▶ _STATED EXERCISE_
Quote all lines below exactly. Images stay out.

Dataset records
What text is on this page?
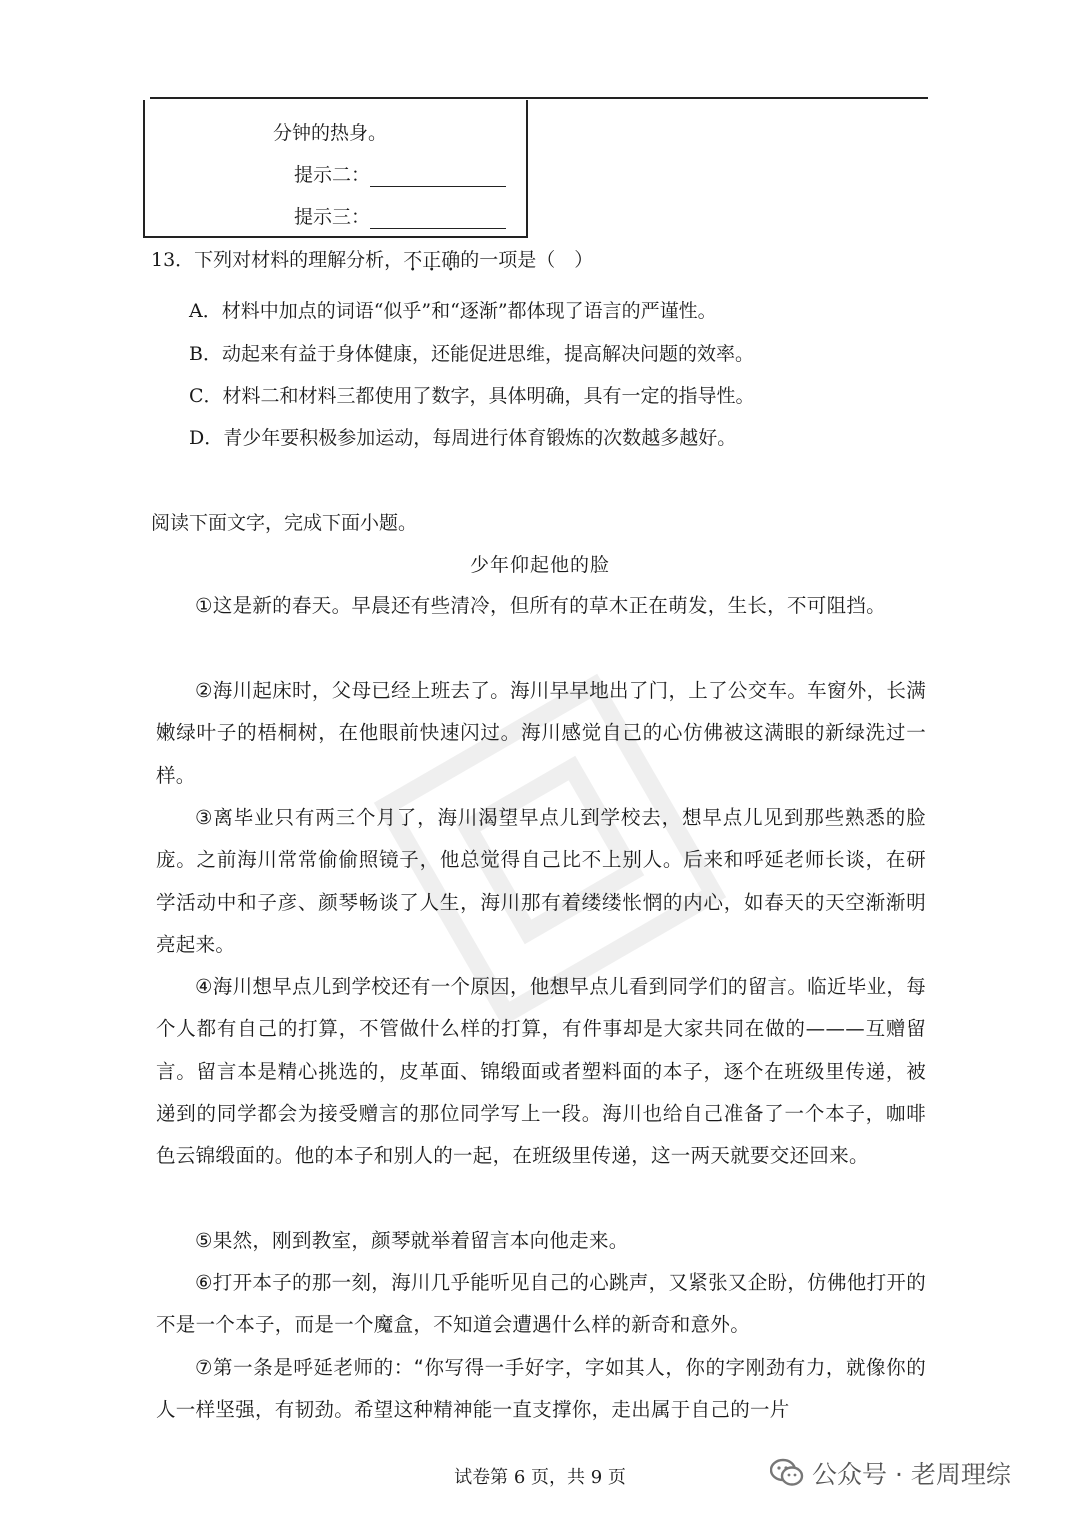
分钟的热身。
提示二：
提示三：
13．下列对材料的理解分析，不正确的一项是（　）
A．材料中加点的词语“似乎”和“逐渐”都体现了语言的严谨性。
B．动起来有益于身体健康，还能促进思维，提高解决问题的效率。
C．材料二和材料三都使用了数字，具体明确，具有一定的指导性。
D．青少年要积极参加运动，每周进行体育锻炼的次数越多越好。
阅读下面文字，完成下面小题。
少年仰起他的脸
①这是新的春天。早晨还有些清冷，但所有的草木正在萌发，生长，不可阻挡。
②海川起床时，父母已经上班去了。海川早早地出了门，上了公交车。车窗外，长满嫩绿叶子的梧桐树，在他眼前快速闪过。海川感觉自己的心仿佛被这满眼的新绿洗过一样。
③离毕业只有两三个月了，海川渴望早点儿到学校去，想早点儿见到那些熟悉的脸庞。之前海川常常偷偷照镜子，他总觉得自己比不上别人。后来和呼延老师长谈，在研学活动中和子彦、颜琴畅谈了人生，海川那有着缕缕怅惘的内心，如春天的天空渐渐明亮起来。
④海川想早点儿到学校还有一个原因，他想早点儿看到同学们的留言。临近毕业，每个人都有自己的打算，不管做什么样的打算，有件事却是大家共同在做的———互赠留言。留言本是精心挑选的，皮革面、锦缎面或者塑料面的本子，逐个在班级里传递，被递到的同学都会为接受赠言的那位同学写上一段。海川也给自己准备了一个本子，咖啡色云锦缎面的。他的本子和别人的一起，在班级里传递，这一两天就要交还回来。
⑤果然，刚到教室，颜琴就举着留言本向他走来。
⑥打开本子的那一刻，海川几乎能听见自己的心跳声，又紧张又企盼，仿佛他打开的不是一个本子，而是一个魔盒，不知道会遭遇什么样的新奇和意外。
⑦第一条是呼延老师的：“你写得一手好字，字如其人，你的字刚劲有力，就像你的人一样坚强，有韧劲。希望这种精神能一直支撑你，走出属于自己的一片
试卷第 6 页，共 9 页	公众号 · 老周理综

▶ _ANSWER BELOW_
What text is on this page?
分钟的热身。
提示二：
提示三：
13．下列对材料的理解分析，不正确的一项是（　）
A．材料中加点的词语“似乎”和“逐渐”都体现了语言的严谨性。
B．动起来有益于身体健康，还能促进思维，提高解决问题的效率。
C．材料二和材料三都使用了数字，具体明确，具有一定的指导性。
D．青少年要积极参加运动，每周进行体育锻炼的次数越多越好。
阅读下面文字，完成下面小题。
少年仰起他的脸
①这是新的春天。早晨还有些清冷，但所有的草木正在萌发，生长，不可阻挡。
②海川起床时，父母已经上班去了。海川早早地出了门，上了公交车。车窗外，长满嫩绿叶子的梧桐树，在他眼前快速闪过。海川感觉自己的心仿佛被这满眼的新绿洗过一样。
③离毕业只有两三个月了，海川渴望早点儿到学校去，想早点儿见到那些熟悉的脸庞。之前海川常常偷偷照镜子，他总觉得自己比不上别人。后来和呼延老师长谈，在研学活动中和子彦、颜琴畅谈了人生，海川那有着缕缕怅惘的内心，如春天的天空渐渐明亮起来。
④海川想早点儿到学校还有一个原因，他想早点儿看到同学们的留言。临近毕业，每个人都有自己的打算，不管做什么样的打算，有件事却是大家共同在做的———互赠留言。留言本是精心挑选的，皮革面、锦缎面或者塑料面的本子，逐个在班级里传递，被递到的同学都会为接受赠言的那位同学写上一段。海川也给自己准备了一个本子，咖啡色云锦缎面的。他的本子和别人的一起，在班级里传递，这一两天就要交还回来。
⑤果然，刚到教室，颜琴就举着留言本向他走来。
⑥打开本子的那一刻，海川几乎能听见自己的心跳声，又紧张又企盼，仿佛他打开的不是一个本子，而是一个魔盒，不知道会遭遇什么样的新奇和意外。
⑦第一条是呼延老师的：“你写得一手好字，字如其人，你的字刚劲有力，就像你的人一样坚强，有韧劲。希望这种精神能一直支撑你，走出属于自己的一片
试卷第 6 页，共 9 页	公众号 · 老周理综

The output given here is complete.